── Provided information ──

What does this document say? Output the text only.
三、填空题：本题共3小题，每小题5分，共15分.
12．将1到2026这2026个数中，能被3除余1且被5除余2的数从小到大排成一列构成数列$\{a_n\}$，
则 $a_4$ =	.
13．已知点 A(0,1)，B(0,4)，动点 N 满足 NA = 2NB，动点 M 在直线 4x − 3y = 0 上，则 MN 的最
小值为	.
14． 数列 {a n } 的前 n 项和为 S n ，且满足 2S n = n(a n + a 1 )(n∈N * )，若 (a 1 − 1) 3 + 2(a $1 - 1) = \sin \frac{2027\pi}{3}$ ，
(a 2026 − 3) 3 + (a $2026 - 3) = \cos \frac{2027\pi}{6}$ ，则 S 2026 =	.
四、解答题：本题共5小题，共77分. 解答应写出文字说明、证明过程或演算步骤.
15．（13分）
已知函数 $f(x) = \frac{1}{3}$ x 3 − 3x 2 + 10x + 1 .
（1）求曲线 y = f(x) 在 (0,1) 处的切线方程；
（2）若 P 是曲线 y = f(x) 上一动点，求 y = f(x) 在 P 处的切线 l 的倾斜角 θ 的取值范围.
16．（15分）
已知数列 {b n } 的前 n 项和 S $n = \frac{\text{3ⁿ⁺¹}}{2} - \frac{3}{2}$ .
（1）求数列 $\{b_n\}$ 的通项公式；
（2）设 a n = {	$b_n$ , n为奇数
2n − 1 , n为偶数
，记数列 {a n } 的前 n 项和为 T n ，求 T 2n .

───

Goal →
Above are some records; extract every one of them exactly.

Problem solution →
What does this document say? Output the text only.
三、填空题：本题共3小题，每小题5分，共15分.
12．将1到2026这2026个数中，能被3除余1且被5除余2的数从小到大排成一列构成数列$\{a_n\}$，
则 $a_4$ =	.
13．已知点 A(0,1)，B(0,4)，动点 N 满足 NA = 2NB，动点 M 在直线 4x − 3y = 0 上，则 MN 的最
小值为	.
14． 数列 {a n } 的前 n 项和为 S n ，且满足 2S n = n(a n + a 1 )(n∈N * )，若 (a 1 − 1) 3 + 2(a $1 - 1) = \sin \frac{2027\pi}{3}$ ，
(a 2026 − 3) 3 + (a $2026 - 3) = \cos \frac{2027\pi}{6}$ ，则 S 2026 =	.
四、解答题：本题共5小题，共77分. 解答应写出文字说明、证明过程或演算步骤.
15．（13分）
已知函数 $f(x) = \frac{1}{3}$ x 3 − 3x 2 + 10x + 1 .
（1）求曲线 y = f(x) 在 (0,1) 处的切线方程；
（2）若 P 是曲线 y = f(x) 上一动点，求 y = f(x) 在 P 处的切线 l 的倾斜角 θ 的取值范围.
16．（15分）
已知数列 {b n } 的前 n 项和 S $n = \frac{\text{3ⁿ⁺¹}}{2} - \frac{3}{2}$ .
（1）求数列 $\{b_n\}$ 的通项公式；
（2）设 a n = {	$b_n$ , n为奇数
2n − 1 , n为偶数
，记数列 {a n } 的前 n 项和为 T n ，求 T 2n .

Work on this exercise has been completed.